[Data entries for graphics]
++++++++++++++++++++
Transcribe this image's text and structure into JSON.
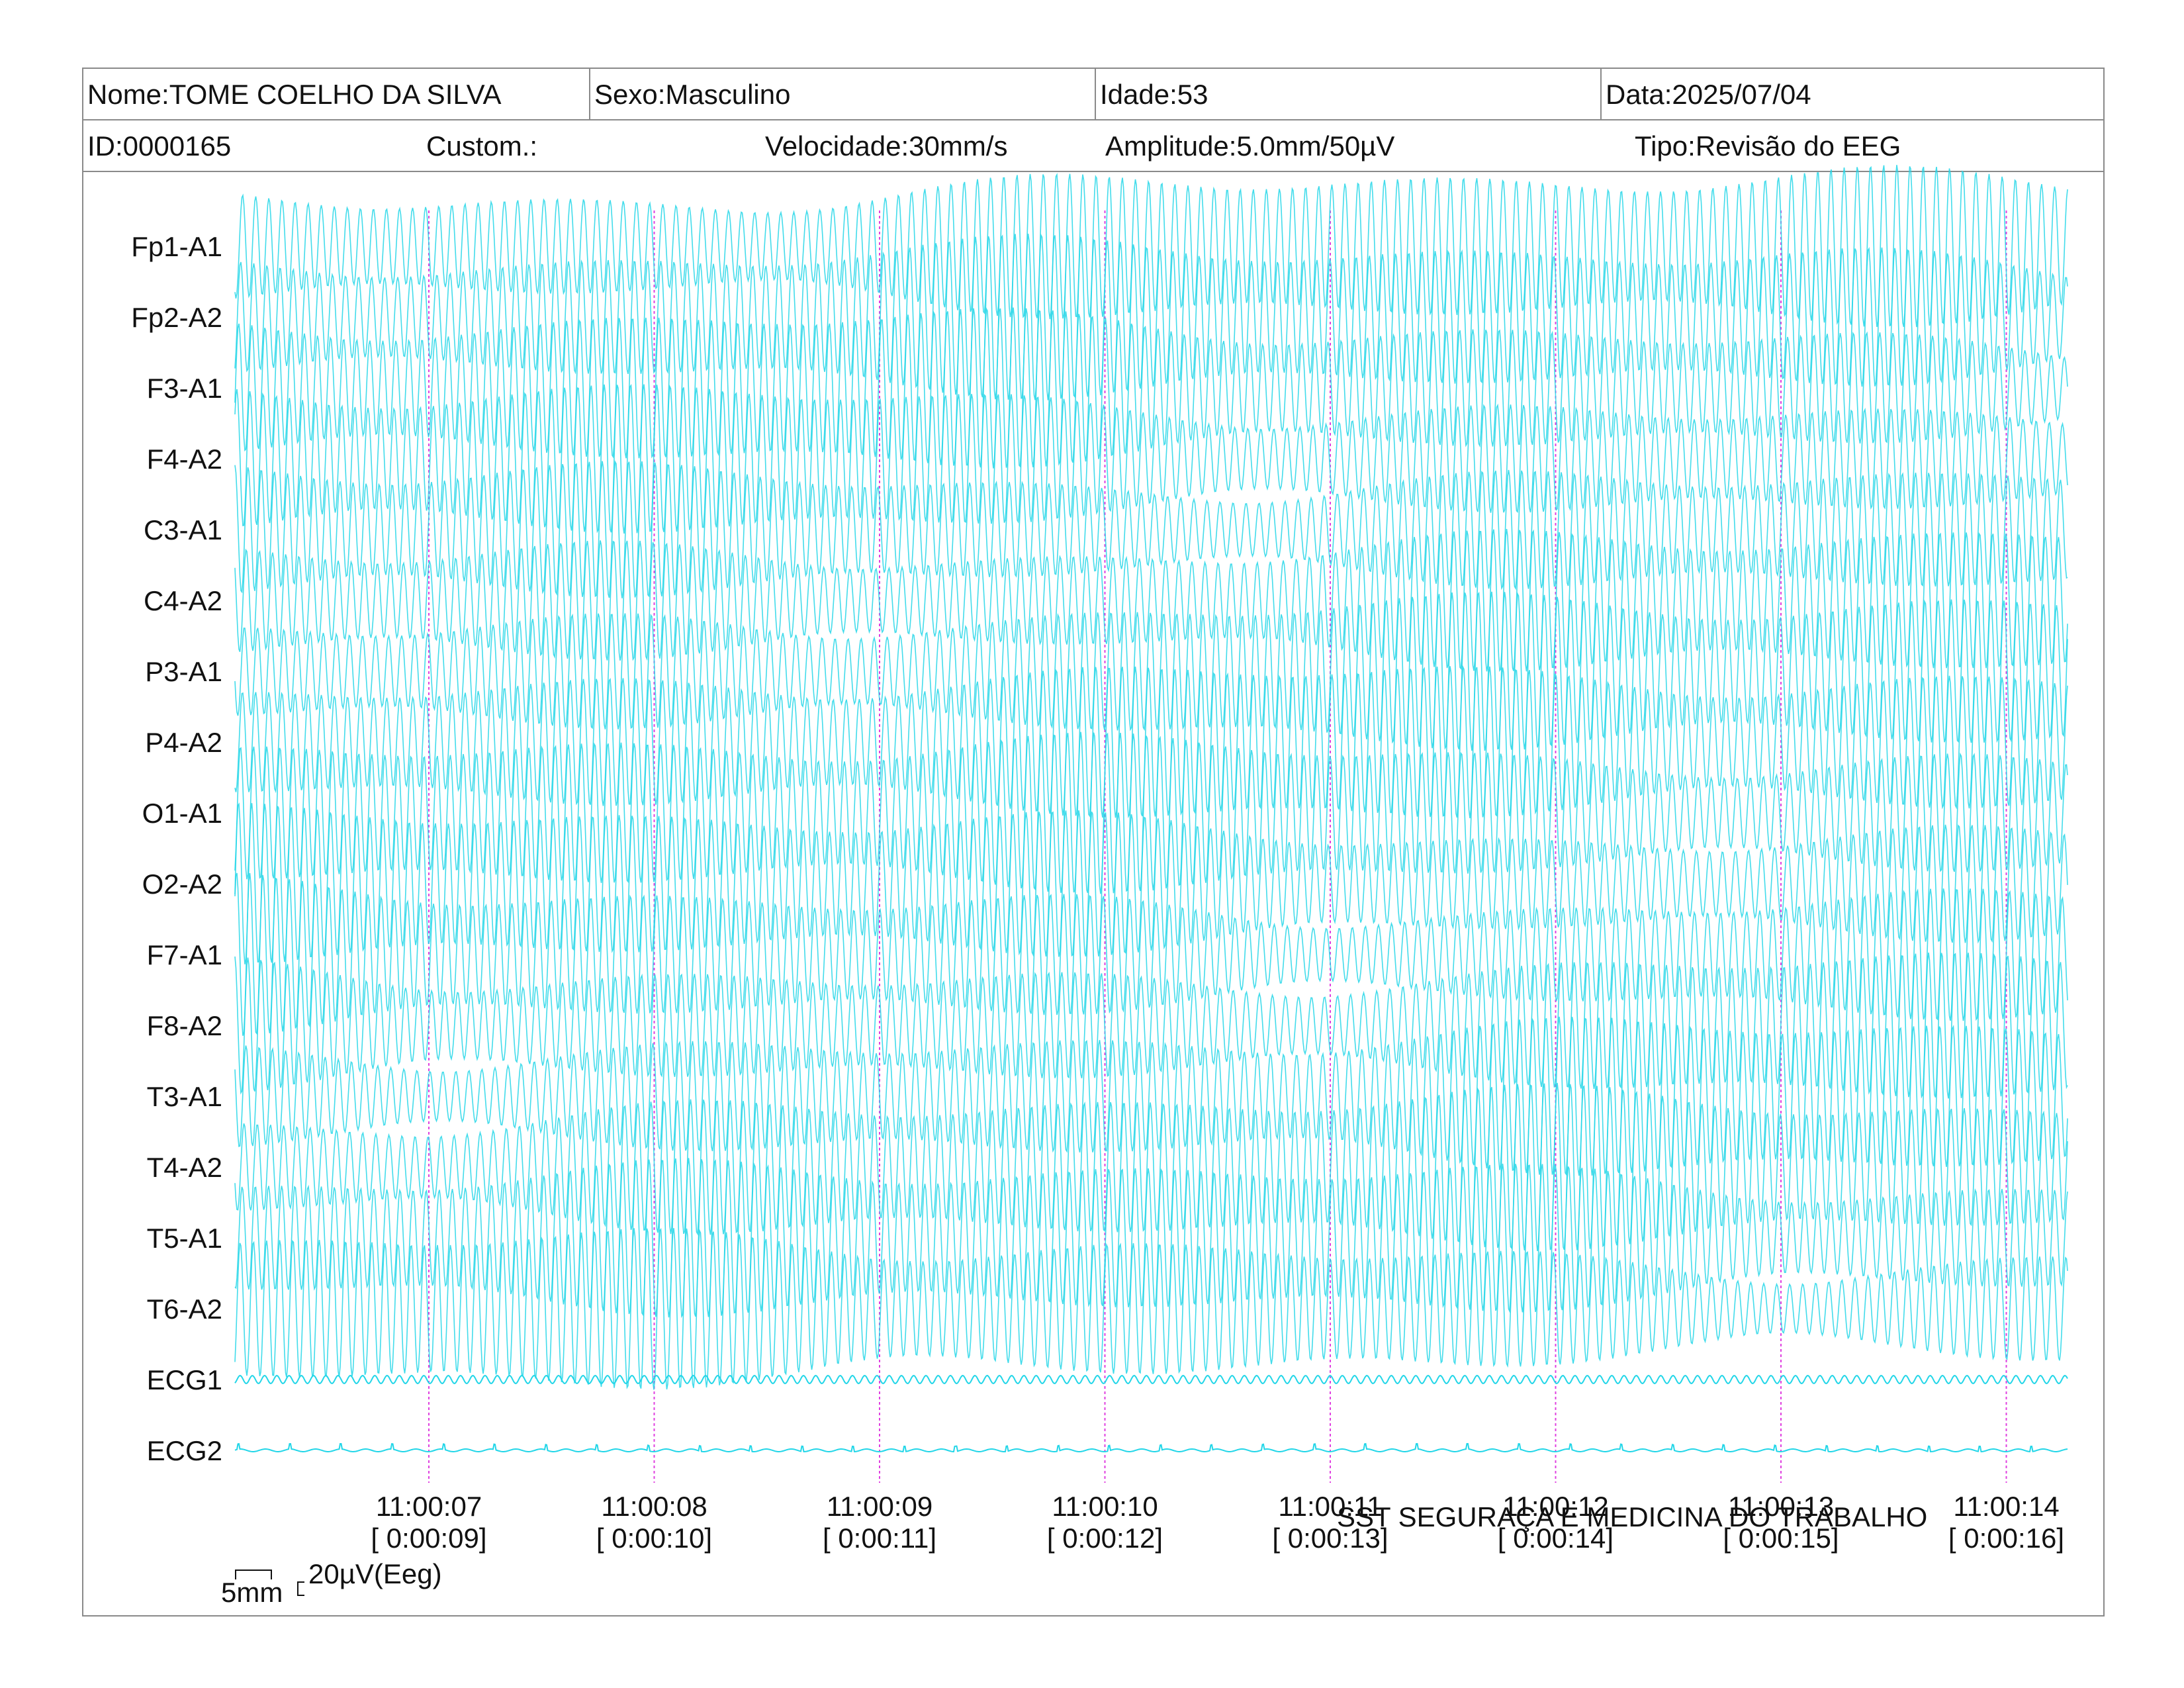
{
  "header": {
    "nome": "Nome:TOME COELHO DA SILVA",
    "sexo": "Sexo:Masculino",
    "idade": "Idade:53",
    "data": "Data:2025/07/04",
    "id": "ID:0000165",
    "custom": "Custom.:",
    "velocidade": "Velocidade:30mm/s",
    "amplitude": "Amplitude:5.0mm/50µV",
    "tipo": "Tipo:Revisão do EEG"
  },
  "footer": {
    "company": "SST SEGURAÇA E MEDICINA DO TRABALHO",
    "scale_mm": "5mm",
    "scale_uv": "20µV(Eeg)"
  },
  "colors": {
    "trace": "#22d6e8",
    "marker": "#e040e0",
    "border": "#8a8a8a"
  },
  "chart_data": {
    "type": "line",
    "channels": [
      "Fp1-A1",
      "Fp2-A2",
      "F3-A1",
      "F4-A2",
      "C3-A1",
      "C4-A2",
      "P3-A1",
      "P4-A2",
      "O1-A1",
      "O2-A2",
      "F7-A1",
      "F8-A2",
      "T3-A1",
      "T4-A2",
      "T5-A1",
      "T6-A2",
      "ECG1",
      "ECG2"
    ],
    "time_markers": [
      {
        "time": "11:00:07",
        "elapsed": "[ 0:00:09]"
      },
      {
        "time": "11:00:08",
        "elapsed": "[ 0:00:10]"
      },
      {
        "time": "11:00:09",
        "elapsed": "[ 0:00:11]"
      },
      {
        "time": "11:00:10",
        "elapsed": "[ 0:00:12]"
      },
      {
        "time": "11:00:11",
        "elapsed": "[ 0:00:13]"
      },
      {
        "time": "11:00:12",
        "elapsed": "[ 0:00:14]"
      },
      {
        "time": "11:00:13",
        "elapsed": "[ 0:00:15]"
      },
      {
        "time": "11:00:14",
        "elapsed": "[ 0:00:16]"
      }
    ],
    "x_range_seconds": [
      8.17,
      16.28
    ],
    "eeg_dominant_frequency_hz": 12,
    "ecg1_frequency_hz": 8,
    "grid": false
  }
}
++++++++++++++++++++
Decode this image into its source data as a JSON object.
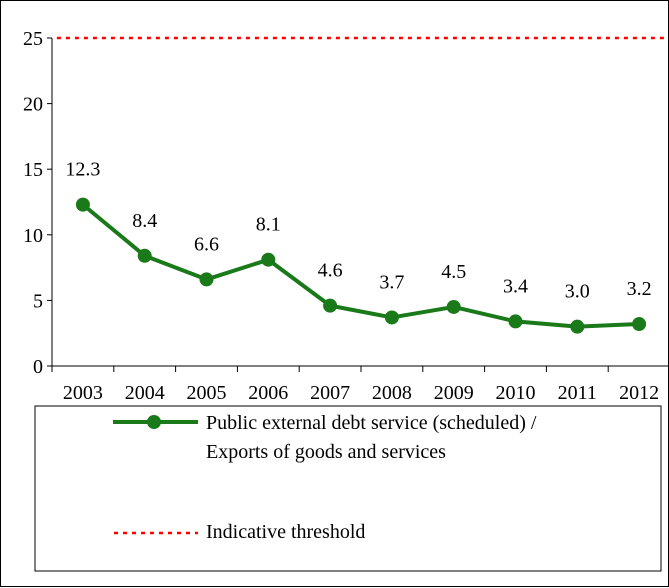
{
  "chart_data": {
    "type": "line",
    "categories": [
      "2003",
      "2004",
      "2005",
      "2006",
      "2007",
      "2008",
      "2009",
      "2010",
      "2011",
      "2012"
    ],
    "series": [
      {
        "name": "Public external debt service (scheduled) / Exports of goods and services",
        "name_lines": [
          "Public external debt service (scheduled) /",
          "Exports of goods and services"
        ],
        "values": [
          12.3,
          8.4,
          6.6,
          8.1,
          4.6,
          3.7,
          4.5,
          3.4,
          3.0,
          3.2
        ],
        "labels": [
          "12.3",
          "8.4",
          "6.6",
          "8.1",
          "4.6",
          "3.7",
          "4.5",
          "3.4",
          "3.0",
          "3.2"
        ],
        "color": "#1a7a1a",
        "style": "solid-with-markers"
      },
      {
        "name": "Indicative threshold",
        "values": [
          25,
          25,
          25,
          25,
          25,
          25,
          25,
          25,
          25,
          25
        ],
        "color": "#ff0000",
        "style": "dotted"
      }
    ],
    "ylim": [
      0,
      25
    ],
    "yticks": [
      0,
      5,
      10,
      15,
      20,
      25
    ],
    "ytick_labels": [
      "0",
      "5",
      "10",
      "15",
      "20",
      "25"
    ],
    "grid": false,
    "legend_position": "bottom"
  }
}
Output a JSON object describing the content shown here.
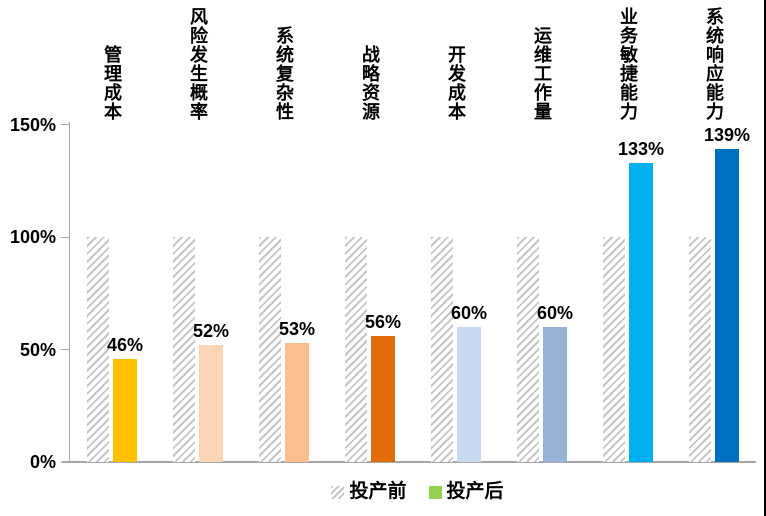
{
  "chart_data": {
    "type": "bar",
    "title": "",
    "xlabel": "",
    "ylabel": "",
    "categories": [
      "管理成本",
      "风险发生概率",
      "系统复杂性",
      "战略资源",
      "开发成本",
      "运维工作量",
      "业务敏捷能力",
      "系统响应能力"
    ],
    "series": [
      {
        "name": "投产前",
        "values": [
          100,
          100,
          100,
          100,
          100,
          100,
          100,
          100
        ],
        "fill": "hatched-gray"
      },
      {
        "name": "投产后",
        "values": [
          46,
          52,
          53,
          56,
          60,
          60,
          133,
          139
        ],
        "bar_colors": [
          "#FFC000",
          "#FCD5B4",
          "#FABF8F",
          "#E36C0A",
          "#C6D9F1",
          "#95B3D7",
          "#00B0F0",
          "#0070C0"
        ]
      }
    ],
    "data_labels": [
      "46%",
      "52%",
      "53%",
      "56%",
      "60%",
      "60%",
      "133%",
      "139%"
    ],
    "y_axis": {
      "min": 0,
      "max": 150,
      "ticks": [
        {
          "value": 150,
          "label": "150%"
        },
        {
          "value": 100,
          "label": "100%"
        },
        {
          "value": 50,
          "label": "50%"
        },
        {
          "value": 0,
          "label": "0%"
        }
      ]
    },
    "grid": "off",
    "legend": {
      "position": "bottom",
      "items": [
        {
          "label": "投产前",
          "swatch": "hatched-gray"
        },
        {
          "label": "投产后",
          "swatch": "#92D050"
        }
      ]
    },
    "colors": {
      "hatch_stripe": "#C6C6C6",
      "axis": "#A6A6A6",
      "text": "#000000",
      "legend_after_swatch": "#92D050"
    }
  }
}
++++++++++++++++++++
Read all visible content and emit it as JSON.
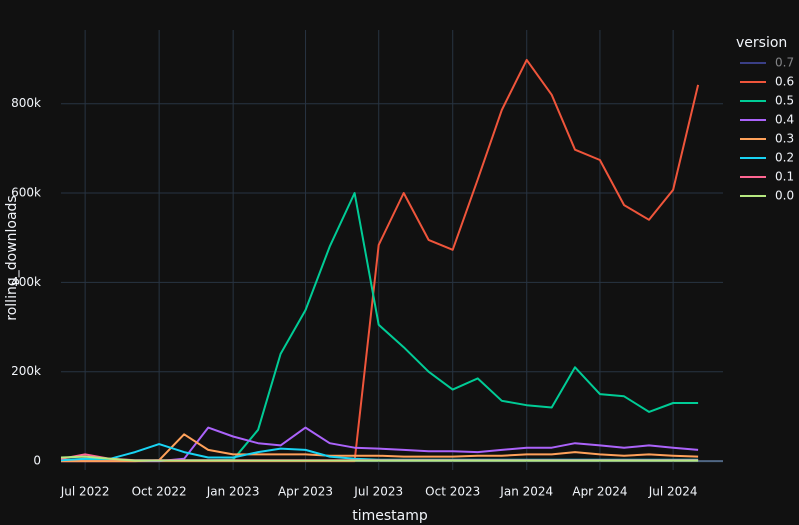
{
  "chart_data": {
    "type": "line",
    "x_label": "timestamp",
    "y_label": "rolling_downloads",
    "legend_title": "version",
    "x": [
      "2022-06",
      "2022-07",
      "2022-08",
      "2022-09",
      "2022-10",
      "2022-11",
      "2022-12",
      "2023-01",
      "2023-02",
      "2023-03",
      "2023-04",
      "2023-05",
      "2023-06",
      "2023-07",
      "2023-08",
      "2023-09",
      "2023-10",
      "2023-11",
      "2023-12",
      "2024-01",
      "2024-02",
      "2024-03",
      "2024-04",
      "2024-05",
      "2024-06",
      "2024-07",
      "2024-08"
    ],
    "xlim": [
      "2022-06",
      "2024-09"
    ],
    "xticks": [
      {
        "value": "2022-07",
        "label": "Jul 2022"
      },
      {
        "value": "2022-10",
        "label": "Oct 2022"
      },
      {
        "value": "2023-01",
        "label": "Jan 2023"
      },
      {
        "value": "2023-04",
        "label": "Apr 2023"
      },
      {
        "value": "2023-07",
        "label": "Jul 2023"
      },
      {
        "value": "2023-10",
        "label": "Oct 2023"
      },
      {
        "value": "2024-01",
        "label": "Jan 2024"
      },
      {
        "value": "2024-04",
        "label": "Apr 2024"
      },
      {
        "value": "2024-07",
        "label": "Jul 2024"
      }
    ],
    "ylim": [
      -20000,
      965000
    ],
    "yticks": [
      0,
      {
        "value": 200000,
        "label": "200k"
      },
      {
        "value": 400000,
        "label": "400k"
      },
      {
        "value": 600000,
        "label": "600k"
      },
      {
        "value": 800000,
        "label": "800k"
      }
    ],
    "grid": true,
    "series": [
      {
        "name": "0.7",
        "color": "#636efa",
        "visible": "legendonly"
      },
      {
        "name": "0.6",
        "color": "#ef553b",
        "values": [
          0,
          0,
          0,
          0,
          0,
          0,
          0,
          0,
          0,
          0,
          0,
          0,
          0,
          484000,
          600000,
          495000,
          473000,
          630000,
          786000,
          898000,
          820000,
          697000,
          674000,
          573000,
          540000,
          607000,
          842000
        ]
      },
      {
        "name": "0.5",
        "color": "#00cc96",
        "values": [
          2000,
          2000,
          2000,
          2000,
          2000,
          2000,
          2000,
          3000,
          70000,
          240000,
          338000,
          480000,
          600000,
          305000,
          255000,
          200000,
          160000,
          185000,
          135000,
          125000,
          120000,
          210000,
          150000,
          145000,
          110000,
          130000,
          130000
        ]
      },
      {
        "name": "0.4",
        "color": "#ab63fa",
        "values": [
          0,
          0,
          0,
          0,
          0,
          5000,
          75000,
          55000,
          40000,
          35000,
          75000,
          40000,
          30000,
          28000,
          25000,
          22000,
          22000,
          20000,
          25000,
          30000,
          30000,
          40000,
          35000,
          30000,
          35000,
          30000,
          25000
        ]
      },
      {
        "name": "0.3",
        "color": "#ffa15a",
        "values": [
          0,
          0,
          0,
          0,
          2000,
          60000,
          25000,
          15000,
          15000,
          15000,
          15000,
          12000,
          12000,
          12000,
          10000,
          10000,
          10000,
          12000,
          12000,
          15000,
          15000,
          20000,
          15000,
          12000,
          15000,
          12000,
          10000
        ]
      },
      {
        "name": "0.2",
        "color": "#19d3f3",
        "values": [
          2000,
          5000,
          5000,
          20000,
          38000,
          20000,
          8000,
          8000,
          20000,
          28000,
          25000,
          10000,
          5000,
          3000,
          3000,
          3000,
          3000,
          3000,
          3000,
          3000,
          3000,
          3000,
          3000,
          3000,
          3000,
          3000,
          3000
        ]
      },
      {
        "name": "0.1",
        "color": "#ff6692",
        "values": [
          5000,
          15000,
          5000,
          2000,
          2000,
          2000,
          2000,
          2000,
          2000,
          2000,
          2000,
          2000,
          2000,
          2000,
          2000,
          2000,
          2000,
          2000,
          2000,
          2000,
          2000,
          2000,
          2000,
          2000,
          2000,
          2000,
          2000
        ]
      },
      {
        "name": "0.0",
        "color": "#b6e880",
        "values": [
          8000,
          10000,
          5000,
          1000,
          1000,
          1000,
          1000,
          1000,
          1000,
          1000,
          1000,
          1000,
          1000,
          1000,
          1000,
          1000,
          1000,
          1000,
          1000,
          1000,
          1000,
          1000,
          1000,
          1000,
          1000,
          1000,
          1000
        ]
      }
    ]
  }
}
++++++++++++++++++++
- _Exercise goal_
Of the lines above, copy each that contains "text".

- _Solution for this problem_
Transcribe this image's text and structure into JSON.
      "text": "#000000",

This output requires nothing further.